Among the lines below, count those with "Мореходныхъ". Give only the number.

Dataset items
## begin

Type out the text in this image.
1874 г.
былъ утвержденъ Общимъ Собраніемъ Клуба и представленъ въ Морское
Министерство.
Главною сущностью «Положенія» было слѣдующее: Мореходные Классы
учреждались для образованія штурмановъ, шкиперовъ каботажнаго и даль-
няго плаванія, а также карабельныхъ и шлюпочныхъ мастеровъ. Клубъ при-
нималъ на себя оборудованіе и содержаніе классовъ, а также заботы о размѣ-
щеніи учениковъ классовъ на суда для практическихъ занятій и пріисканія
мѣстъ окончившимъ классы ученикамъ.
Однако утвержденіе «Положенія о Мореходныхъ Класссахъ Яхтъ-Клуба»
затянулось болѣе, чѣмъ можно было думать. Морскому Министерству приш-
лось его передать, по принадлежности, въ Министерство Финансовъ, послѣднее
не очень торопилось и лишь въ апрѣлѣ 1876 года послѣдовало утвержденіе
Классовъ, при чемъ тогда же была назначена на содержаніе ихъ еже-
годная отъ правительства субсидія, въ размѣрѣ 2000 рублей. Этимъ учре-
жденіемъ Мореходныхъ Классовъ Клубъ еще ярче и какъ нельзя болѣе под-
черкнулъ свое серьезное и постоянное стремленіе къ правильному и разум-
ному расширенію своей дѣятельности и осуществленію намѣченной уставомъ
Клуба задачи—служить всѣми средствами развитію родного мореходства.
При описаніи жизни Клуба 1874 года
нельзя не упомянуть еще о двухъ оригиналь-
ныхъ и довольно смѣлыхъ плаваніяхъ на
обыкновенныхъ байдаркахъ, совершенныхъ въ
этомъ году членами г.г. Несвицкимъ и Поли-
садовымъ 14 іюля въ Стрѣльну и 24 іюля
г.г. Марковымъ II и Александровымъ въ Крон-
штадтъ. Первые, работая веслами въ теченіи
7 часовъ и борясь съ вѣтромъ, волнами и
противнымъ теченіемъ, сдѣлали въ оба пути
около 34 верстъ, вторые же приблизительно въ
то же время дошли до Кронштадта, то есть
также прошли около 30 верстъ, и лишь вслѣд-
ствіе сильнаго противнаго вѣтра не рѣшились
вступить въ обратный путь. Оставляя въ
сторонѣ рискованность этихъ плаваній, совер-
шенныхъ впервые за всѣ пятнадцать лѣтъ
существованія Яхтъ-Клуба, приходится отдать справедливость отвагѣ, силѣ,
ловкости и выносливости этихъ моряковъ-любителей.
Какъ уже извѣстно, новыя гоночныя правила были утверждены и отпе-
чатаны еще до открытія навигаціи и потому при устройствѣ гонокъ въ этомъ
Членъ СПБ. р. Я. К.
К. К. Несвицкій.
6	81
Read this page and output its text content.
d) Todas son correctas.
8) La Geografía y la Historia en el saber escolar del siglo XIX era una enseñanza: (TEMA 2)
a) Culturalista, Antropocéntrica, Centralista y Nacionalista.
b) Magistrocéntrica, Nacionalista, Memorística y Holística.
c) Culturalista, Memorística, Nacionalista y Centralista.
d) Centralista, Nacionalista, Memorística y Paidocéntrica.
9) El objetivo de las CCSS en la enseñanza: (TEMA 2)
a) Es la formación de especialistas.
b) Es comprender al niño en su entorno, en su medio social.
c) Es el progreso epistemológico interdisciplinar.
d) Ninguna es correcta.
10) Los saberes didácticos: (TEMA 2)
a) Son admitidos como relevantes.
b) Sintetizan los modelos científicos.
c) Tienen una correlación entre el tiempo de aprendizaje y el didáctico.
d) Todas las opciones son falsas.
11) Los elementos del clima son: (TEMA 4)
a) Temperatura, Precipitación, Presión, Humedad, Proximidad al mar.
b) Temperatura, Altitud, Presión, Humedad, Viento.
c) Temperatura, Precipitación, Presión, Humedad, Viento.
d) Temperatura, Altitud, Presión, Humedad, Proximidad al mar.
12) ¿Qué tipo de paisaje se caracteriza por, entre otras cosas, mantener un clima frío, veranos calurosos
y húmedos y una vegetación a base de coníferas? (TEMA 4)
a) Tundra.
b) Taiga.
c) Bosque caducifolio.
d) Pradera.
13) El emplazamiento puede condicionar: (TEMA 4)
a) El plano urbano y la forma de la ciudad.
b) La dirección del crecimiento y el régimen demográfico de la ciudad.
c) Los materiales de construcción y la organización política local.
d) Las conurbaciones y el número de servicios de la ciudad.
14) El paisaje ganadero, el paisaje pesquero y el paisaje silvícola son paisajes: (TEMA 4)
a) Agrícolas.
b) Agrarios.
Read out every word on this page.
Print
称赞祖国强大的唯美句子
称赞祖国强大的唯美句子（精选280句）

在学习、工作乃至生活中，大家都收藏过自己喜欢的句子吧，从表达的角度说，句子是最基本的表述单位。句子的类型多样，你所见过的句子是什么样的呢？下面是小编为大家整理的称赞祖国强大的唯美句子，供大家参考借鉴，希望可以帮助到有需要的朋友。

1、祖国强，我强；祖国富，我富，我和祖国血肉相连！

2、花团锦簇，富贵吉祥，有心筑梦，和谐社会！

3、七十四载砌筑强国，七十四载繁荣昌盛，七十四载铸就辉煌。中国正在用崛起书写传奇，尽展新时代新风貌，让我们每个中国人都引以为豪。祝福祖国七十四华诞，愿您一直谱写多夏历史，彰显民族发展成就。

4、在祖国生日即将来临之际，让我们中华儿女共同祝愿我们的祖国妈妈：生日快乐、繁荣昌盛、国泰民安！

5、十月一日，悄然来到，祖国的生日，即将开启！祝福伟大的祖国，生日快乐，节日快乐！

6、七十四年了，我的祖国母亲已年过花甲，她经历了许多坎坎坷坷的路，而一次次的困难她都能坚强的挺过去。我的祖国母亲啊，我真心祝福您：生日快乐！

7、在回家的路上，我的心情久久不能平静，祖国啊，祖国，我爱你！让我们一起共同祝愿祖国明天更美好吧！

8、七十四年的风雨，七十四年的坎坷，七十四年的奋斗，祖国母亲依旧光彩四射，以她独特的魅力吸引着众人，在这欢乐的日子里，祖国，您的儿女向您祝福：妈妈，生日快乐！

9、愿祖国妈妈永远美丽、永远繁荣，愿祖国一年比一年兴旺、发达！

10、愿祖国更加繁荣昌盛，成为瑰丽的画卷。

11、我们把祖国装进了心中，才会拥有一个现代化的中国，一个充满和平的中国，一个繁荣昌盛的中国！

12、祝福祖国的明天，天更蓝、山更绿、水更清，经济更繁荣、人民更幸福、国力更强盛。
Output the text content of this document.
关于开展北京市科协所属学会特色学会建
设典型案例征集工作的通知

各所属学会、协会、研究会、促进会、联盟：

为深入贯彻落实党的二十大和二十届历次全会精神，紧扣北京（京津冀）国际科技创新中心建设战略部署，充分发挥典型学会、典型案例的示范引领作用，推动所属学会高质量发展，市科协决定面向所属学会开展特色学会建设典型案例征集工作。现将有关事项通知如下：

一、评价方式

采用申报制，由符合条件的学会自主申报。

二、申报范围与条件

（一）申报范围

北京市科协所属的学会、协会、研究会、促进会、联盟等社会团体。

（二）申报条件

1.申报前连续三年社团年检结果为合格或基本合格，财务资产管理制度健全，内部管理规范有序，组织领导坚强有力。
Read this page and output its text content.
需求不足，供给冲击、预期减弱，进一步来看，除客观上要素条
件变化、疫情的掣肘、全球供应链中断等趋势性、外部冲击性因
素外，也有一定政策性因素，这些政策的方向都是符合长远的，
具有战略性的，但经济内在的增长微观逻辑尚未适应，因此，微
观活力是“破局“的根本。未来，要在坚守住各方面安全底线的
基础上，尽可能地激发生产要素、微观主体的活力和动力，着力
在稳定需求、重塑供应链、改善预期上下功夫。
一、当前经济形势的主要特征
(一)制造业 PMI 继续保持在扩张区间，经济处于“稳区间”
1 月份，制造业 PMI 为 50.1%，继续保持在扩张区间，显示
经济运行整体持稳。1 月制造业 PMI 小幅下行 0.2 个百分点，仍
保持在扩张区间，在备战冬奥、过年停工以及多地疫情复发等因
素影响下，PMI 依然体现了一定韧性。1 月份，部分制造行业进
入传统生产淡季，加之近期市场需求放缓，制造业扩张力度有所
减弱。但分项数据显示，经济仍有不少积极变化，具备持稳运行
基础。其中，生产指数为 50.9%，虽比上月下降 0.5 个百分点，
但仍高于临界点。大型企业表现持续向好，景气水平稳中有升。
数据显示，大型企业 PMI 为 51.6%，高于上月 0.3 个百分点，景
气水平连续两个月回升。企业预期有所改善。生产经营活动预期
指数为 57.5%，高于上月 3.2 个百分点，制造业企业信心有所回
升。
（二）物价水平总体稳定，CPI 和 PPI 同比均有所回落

## end

» Response to the exercise
2